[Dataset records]
—————
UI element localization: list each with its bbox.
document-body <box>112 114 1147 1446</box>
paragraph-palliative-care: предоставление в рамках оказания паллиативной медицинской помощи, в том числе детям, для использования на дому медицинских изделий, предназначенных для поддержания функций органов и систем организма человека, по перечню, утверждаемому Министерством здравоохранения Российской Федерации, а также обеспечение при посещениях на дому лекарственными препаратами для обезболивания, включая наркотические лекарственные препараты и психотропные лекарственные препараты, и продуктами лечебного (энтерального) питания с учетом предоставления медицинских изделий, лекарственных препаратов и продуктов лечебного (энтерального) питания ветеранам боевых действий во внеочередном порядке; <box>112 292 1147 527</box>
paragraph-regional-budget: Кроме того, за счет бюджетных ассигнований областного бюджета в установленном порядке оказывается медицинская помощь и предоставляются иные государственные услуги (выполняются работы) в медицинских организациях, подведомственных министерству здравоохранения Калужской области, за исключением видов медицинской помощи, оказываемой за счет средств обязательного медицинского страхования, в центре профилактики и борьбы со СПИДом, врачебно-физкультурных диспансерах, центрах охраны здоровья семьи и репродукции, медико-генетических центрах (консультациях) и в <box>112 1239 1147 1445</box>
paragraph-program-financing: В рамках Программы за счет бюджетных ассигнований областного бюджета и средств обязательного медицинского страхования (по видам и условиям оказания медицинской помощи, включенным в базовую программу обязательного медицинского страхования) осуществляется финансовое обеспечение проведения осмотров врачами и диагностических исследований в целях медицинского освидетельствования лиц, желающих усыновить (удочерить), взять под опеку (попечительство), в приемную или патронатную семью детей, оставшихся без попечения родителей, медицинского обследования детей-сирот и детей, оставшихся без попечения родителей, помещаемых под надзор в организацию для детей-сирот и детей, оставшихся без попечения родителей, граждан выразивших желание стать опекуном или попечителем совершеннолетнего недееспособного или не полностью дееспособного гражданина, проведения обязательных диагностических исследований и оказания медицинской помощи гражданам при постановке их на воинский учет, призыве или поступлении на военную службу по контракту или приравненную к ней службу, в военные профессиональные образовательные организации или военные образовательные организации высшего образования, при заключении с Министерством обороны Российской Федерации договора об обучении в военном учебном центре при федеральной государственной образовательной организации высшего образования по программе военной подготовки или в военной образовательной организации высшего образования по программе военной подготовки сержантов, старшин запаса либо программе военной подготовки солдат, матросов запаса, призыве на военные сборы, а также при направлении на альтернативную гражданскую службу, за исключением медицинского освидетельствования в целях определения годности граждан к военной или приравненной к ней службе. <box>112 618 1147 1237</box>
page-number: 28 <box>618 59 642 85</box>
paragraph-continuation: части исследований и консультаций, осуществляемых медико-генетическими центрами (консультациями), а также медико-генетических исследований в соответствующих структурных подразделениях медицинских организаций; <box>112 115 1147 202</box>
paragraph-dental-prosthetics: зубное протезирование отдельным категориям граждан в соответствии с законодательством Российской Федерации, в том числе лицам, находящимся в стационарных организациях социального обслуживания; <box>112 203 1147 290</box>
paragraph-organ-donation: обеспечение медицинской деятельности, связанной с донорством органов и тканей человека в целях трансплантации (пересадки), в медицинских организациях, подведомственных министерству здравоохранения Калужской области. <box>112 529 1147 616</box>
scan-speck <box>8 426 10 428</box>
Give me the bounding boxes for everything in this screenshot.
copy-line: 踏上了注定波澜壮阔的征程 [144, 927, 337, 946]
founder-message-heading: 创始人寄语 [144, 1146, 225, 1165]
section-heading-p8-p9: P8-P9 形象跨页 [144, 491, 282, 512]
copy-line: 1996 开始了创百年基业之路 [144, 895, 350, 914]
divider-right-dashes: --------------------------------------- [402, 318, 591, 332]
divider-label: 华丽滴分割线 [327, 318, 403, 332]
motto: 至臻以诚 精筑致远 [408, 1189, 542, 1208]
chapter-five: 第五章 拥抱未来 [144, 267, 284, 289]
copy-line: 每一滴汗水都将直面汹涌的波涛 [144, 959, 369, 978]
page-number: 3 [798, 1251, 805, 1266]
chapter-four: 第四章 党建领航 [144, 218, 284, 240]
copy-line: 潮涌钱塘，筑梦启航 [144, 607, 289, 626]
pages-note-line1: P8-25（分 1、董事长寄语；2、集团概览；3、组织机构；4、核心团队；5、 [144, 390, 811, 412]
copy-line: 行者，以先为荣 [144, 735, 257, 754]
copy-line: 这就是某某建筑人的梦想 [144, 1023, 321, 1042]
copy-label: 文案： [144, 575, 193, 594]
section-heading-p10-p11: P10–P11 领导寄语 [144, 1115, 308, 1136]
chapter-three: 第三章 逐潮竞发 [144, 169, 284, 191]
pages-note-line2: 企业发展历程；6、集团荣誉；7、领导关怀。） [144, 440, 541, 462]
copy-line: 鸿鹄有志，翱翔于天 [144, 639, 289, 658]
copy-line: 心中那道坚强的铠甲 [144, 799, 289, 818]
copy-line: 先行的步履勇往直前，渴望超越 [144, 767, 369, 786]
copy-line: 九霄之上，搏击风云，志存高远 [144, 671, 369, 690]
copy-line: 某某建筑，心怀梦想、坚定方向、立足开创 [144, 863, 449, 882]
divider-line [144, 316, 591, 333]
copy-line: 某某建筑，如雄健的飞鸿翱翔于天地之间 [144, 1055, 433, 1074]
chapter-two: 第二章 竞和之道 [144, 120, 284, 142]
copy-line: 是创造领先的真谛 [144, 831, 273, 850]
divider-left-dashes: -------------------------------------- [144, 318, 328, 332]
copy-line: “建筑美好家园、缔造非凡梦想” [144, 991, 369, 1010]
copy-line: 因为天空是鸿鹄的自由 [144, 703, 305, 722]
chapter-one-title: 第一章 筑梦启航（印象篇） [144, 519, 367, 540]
—————
• **TASK STATEMENT**
Duplicate the stretch of lines from the start of the records through the line containing "paragraph-regional-budget: Кроме того, за", including both ends.

• **WRITTEN RESPONSE**
UI element localization: list each with its bbox.
document-body <box>112 114 1147 1446</box>
paragraph-palliative-care: предоставление в рамках оказания паллиативной медицинской помощи, в том числе детям, для использования на дому медицинских изделий, предназначенных для поддержания функций органов и систем организма человека, по перечню, утверждаемому Министерством здравоохранения Российской Федерации, а также обеспечение при посещениях на дому лекарственными препаратами для обезболивания, включая наркотические лекарственные препараты и психотропные лекарственные препараты, и продуктами лечебного (энтерального) питания с учетом предоставления медицинских изделий, лекарственных препаратов и продуктов лечебного (энтерального) питания ветеранам боевых действий во внеочередном порядке; <box>112 292 1147 527</box>
paragraph-regional-budget: Кроме того, за счет бюджетных ассигнований областного бюджета в установленном порядке оказывается медицинская помощь и предоставляются иные государственные услуги (выполняются работы) в медицинских организациях, подведомственных министерству здравоохранения Калужской области, за исключением видов медицинской помощи, оказываемой за счет средств обязательного медицинского страхования, в центре профилактики и борьбы со СПИДом, врачебно-физкультурных диспансерах, центрах охраны здоровья семьи и репродукции, медико-генетических центрах (консультациях) и в <box>112 1239 1147 1445</box>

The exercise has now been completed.